- [Requirements]
Write out the listing below without alteration, omitting its pictures.

- [Supplied records]
>>

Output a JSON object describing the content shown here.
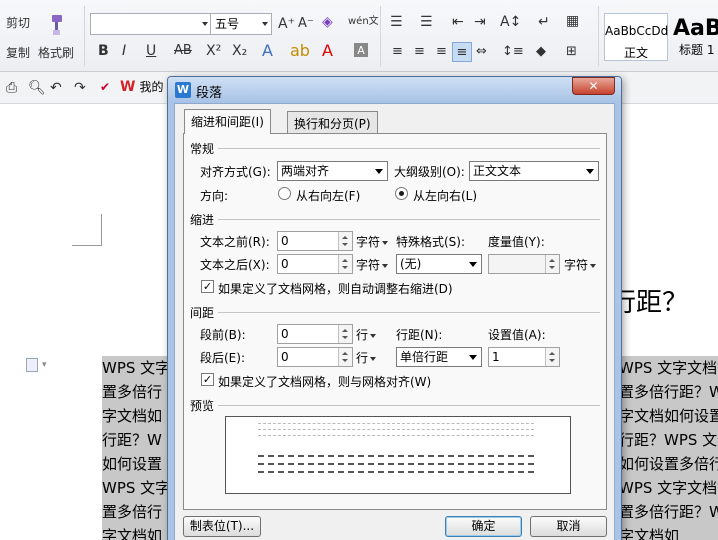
{
  "ribbon": {
    "cut_label": "剪切",
    "copy_label": "复制",
    "format_painter_label": "格式刷",
    "font_size_value": "五号",
    "style_normal_sample": "AaBbCcDd",
    "style_normal_label": "正文",
    "style_heading1_sample": "AaB",
    "style_heading1_label": "标题 1"
  },
  "quickbar": {
    "doc_tab_label": "我的"
  },
  "document": {
    "heading_fragment": "行距？",
    "lines": [
      {
        "left": "WPS 文字",
        "right": "WPS 文字文档如"
      },
      {
        "left": "置多倍行",
        "right": "置多倍行距？W"
      },
      {
        "left": "字文档如",
        "right": "字文档如何设置"
      },
      {
        "left": "行距？W",
        "right": "行距？WPS 文字"
      },
      {
        "left": "如何设置",
        "right": "如何设置多倍行"
      },
      {
        "left": "WPS 文字",
        "right": "WPS 文字文档如"
      },
      {
        "left": "置多倍行",
        "right": "置多倍行距？W"
      },
      {
        "left": "字文档如",
        "right": "字文档如"
      }
    ]
  },
  "dialog": {
    "title": "段落",
    "close_symbol": "✕",
    "tabs": [
      {
        "label": "缩进和间距(I)",
        "active": true
      },
      {
        "label": "换行和分页(P)",
        "active": false
      }
    ],
    "general": {
      "title": "常规",
      "alignment_label": "对齐方式(G):",
      "alignment_value": "两端对齐",
      "outline_label": "大纲级别(O):",
      "outline_value": "正文文本",
      "direction_label": "方向:",
      "rtl_label": "从右向左(F)",
      "ltr_label": "从左向右(L)",
      "ltr_selected": true
    },
    "indent": {
      "title": "缩进",
      "before_label": "文本之前(R):",
      "before_value": "0",
      "before_unit": "字符",
      "after_label": "文本之后(X):",
      "after_value": "0",
      "after_unit": "字符",
      "special_label": "特殊格式(S):",
      "special_value": "(无)",
      "measure_label": "度量值(Y):",
      "measure_value": "",
      "measure_unit": "字符",
      "auto_adjust_label": "如果定义了文档网格，则自动调整右缩进(D)",
      "auto_adjust_checked": true
    },
    "spacing": {
      "title": "间距",
      "before_label": "段前(B):",
      "before_value": "0",
      "before_unit": "行",
      "after_label": "段后(E):",
      "after_value": "0",
      "after_unit": "行",
      "line_spacing_label": "行距(N):",
      "line_spacing_value": "单倍行距",
      "set_value_label": "设置值(A):",
      "set_value_value": "1",
      "snap_grid_label": "如果定义了文档网格，则与网格对齐(W)",
      "snap_grid_checked": true
    },
    "preview": {
      "title": "预览"
    },
    "buttons": {
      "tabs_label": "制表位(T)...",
      "ok_label": "确定",
      "cancel_label": "取消"
    }
  }
}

<<

- [Answer to this problem]
Output a JSON object describing the content shown here.
{
  "ribbon": {
    "cut_label": "剪切",
    "copy_label": "复制",
    "format_painter_label": "格式刷",
    "font_size_value": "五号",
    "style_normal_sample": "AaBbCcDd",
    "style_normal_label": "正文",
    "style_heading1_sample": "AaB",
    "style_heading1_label": "标题 1"
  },
  "quickbar": {
    "doc_tab_label": "我的"
  },
  "document": {
    "heading_fragment": "行距？",
    "lines": [
      {
        "left": "WPS 文字",
        "right": "WPS 文字文档如"
      },
      {
        "left": "置多倍行",
        "right": "置多倍行距？W"
      },
      {
        "left": "字文档如",
        "right": "字文档如何设置"
      },
      {
        "left": "行距？W",
        "right": "行距？WPS 文字"
      },
      {
        "left": "如何设置",
        "right": "如何设置多倍行"
      },
      {
        "left": "WPS 文字",
        "right": "WPS 文字文档如"
      },
      {
        "left": "置多倍行",
        "right": "置多倍行距？W"
      },
      {
        "left": "字文档如",
        "right": "字文档如"
      }
    ]
  },
  "dialog": {
    "title": "段落",
    "close_symbol": "✕",
    "tabs": [
      {
        "label": "缩进和间距(I)",
        "active": true
      },
      {
        "label": "换行和分页(P)",
        "active": false
      }
    ],
    "general": {
      "title": "常规",
      "alignment_label": "对齐方式(G):",
      "alignment_value": "两端对齐",
      "outline_label": "大纲级别(O):",
      "outline_value": "正文文本",
      "direction_label": "方向:",
      "rtl_label": "从右向左(F)",
      "ltr_label": "从左向右(L)",
      "ltr_selected": true
    },
    "indent": {
      "title": "缩进",
      "before_label": "文本之前(R):",
      "before_value": "0",
      "before_unit": "字符",
      "after_label": "文本之后(X):",
      "after_value": "0",
      "after_unit": "字符",
      "special_label": "特殊格式(S):",
      "special_value": "(无)",
      "measure_label": "度量值(Y):",
      "measure_value": "",
      "measure_unit": "字符",
      "auto_adjust_label": "如果定义了文档网格，则自动调整右缩进(D)",
      "auto_adjust_checked": true
    },
    "spacing": {
      "title": "间距",
      "before_label": "段前(B):",
      "before_value": "0",
      "before_unit": "行",
      "after_label": "段后(E):",
      "after_value": "0",
      "after_unit": "行",
      "line_spacing_label": "行距(N):",
      "line_spacing_value": "单倍行距",
      "set_value_label": "设置值(A):",
      "set_value_value": "1",
      "snap_grid_label": "如果定义了文档网格，则与网格对齐(W)",
      "snap_grid_checked": true
    },
    "preview": {
      "title": "预览"
    },
    "buttons": {
      "tabs_label": "制表位(T)...",
      "ok_label": "确定",
      "cancel_label": "取消"
    }
  }
}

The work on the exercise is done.